··· MATERIAL FOR THIS TASK ···

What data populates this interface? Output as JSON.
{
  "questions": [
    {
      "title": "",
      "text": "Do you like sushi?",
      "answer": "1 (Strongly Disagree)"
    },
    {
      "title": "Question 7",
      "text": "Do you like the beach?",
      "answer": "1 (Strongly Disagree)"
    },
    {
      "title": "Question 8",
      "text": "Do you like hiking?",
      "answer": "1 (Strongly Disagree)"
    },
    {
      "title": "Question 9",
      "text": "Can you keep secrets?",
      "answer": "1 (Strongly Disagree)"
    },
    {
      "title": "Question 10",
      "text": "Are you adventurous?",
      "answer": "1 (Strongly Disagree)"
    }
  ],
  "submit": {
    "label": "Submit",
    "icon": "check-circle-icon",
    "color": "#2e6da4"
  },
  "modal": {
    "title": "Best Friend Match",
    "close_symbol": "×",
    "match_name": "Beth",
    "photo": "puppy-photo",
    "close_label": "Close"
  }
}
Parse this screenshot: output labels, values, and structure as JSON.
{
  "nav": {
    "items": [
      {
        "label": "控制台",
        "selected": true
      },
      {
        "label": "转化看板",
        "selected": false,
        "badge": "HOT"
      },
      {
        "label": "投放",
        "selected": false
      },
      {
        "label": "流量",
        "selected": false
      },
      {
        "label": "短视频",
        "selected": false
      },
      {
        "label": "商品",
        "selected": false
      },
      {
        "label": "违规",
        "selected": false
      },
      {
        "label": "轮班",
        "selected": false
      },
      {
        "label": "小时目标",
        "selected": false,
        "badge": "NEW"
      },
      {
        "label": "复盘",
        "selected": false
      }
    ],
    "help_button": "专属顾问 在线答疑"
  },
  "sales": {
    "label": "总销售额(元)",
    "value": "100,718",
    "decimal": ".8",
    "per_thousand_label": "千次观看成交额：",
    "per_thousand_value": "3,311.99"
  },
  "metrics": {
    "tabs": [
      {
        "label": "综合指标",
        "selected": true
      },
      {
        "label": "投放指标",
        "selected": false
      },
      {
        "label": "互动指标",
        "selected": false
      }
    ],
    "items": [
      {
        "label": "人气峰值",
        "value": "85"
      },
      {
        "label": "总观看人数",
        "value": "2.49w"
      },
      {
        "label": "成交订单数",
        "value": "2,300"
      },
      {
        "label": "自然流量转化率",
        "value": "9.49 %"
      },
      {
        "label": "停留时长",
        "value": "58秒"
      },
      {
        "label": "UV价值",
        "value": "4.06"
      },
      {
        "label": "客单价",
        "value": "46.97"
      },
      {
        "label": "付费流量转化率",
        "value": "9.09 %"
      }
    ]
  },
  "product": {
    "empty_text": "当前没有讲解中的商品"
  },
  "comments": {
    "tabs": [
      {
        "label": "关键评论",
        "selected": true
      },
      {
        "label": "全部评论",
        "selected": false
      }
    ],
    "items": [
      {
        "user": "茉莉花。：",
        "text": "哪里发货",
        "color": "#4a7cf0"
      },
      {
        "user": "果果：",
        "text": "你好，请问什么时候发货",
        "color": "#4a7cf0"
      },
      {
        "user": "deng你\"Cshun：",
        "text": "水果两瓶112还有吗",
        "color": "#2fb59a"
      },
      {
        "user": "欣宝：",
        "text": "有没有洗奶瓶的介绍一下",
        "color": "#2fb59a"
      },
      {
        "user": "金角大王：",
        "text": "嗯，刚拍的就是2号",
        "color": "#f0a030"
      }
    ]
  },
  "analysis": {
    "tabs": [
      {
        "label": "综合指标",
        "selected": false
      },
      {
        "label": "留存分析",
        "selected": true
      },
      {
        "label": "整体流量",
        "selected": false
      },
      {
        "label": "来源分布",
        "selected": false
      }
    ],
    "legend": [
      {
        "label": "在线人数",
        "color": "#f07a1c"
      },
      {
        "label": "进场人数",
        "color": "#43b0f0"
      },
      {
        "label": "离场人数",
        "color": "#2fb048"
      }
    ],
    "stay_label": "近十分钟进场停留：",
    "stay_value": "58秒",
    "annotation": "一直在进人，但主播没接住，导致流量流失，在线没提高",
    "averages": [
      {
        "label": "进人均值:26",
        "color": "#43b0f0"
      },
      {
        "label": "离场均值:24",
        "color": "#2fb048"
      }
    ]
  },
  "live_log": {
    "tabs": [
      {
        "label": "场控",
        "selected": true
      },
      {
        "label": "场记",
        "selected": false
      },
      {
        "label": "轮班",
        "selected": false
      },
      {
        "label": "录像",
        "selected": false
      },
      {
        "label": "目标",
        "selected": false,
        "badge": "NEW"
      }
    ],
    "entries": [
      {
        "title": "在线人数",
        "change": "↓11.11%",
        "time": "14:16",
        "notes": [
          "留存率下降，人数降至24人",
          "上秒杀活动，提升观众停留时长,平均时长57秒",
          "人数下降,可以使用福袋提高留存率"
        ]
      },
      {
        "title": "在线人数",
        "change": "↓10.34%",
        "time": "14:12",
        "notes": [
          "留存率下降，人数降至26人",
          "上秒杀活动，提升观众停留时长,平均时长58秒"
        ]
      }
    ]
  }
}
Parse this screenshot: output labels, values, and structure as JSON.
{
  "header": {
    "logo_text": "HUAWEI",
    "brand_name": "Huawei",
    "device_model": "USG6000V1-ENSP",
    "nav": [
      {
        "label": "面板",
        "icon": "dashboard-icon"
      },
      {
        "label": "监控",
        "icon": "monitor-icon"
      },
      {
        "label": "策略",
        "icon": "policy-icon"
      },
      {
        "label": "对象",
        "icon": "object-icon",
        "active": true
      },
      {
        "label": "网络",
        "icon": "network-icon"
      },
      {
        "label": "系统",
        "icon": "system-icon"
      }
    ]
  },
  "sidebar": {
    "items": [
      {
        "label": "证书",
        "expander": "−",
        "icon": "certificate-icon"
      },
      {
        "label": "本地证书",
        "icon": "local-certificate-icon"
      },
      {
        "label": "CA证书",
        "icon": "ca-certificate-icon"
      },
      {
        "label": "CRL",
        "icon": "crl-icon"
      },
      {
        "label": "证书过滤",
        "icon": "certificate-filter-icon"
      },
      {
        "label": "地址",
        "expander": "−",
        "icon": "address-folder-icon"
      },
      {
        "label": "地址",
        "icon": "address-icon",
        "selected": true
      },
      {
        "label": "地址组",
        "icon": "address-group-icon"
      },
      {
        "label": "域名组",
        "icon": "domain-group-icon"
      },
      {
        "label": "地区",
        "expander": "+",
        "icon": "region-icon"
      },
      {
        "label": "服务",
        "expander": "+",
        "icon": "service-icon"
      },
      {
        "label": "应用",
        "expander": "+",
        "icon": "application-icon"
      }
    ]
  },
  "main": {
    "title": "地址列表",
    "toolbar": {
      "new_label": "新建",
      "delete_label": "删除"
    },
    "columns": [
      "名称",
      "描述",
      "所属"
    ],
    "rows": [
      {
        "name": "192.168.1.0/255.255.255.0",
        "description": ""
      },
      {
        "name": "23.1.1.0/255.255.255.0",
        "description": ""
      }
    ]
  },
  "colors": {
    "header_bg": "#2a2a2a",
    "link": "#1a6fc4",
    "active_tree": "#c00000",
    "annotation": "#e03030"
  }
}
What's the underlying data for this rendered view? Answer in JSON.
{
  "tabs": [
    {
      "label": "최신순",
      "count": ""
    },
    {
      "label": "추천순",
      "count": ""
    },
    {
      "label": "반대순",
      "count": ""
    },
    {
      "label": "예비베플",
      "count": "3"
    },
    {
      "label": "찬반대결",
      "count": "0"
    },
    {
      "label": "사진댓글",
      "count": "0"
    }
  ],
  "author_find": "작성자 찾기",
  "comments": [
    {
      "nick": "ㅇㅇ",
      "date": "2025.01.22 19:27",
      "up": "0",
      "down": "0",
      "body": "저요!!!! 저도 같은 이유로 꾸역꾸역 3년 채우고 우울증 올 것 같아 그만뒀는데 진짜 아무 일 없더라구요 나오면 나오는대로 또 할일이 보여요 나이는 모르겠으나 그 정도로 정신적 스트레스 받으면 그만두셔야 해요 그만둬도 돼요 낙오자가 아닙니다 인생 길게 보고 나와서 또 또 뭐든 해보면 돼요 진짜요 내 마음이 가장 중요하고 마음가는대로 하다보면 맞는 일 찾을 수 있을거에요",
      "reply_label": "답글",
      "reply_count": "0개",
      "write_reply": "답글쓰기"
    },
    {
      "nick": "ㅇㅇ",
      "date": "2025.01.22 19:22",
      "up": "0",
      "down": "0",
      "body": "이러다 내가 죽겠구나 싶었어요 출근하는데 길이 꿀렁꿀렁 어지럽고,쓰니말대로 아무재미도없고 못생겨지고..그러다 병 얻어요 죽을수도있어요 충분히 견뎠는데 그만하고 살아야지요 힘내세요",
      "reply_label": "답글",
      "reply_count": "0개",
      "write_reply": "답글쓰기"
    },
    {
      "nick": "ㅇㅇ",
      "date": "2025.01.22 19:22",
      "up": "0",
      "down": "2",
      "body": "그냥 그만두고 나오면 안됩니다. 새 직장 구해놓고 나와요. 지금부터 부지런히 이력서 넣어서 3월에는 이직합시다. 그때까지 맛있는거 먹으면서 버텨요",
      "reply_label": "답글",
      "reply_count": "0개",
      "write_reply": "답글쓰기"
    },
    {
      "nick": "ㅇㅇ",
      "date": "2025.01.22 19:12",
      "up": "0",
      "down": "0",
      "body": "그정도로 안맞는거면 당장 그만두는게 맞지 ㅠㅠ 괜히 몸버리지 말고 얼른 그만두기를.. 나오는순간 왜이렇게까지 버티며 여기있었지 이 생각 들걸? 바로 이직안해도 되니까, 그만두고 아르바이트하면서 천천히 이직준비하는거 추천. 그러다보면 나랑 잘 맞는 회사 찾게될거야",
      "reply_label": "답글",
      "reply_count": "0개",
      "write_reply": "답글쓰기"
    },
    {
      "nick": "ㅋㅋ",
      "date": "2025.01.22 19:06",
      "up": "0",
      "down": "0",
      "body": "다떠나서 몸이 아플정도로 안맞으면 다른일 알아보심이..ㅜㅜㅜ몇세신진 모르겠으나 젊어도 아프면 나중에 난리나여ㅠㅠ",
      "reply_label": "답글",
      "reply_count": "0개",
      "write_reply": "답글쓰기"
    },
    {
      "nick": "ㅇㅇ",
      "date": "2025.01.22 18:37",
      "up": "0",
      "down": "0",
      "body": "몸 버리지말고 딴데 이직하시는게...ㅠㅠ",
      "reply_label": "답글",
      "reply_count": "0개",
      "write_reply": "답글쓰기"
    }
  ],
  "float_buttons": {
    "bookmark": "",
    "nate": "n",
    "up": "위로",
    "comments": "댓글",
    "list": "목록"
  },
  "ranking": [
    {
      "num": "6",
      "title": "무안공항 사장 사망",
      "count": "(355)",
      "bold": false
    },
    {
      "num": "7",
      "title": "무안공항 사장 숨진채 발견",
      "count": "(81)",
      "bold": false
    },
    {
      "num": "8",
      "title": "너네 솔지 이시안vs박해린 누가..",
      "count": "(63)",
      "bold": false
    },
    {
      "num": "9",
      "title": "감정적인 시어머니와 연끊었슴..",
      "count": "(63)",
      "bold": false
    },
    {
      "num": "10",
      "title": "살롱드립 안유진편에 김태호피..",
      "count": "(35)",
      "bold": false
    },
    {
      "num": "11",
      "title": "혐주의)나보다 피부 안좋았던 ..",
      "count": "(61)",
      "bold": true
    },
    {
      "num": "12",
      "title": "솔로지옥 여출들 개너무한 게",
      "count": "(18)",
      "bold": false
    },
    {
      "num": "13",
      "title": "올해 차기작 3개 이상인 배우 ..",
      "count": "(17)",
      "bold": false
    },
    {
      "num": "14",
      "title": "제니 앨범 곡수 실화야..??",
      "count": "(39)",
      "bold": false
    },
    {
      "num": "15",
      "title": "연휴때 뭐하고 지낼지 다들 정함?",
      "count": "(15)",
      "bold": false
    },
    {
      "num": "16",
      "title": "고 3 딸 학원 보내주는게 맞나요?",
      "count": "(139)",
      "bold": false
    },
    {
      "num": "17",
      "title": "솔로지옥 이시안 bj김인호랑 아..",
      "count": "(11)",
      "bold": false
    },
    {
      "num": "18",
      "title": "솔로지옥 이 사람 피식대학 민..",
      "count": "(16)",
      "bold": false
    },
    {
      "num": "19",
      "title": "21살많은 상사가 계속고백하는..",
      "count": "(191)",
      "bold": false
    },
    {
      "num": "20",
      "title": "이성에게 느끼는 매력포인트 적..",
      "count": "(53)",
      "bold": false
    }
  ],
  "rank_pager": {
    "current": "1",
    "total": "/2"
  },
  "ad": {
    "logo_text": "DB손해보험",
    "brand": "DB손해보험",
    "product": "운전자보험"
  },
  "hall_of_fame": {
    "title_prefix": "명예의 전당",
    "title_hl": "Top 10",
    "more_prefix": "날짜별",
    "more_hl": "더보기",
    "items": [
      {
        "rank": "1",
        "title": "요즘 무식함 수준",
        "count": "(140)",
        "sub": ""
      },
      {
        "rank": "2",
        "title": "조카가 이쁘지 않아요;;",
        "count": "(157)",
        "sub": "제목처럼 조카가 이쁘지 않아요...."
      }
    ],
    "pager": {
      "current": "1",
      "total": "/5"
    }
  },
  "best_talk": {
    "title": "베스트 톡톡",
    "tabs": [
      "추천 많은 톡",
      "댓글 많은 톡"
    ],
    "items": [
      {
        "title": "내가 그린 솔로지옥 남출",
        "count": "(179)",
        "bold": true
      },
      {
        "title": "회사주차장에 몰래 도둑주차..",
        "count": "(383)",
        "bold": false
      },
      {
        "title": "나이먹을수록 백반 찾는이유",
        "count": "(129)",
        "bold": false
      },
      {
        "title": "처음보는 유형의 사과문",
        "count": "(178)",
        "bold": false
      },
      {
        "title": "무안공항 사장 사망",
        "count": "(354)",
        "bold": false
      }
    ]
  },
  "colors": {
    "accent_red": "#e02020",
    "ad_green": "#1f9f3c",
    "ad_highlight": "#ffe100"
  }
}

···

▶ AIM
From the data, list each line in which the string "上秒杀活动" appears.

▶ SOLUTION TO THE PROBLEM
          "上秒杀活动，提升观众停留时长,平均时长57秒",
          "上秒杀活动，提升观众停留时长,平均时长58秒"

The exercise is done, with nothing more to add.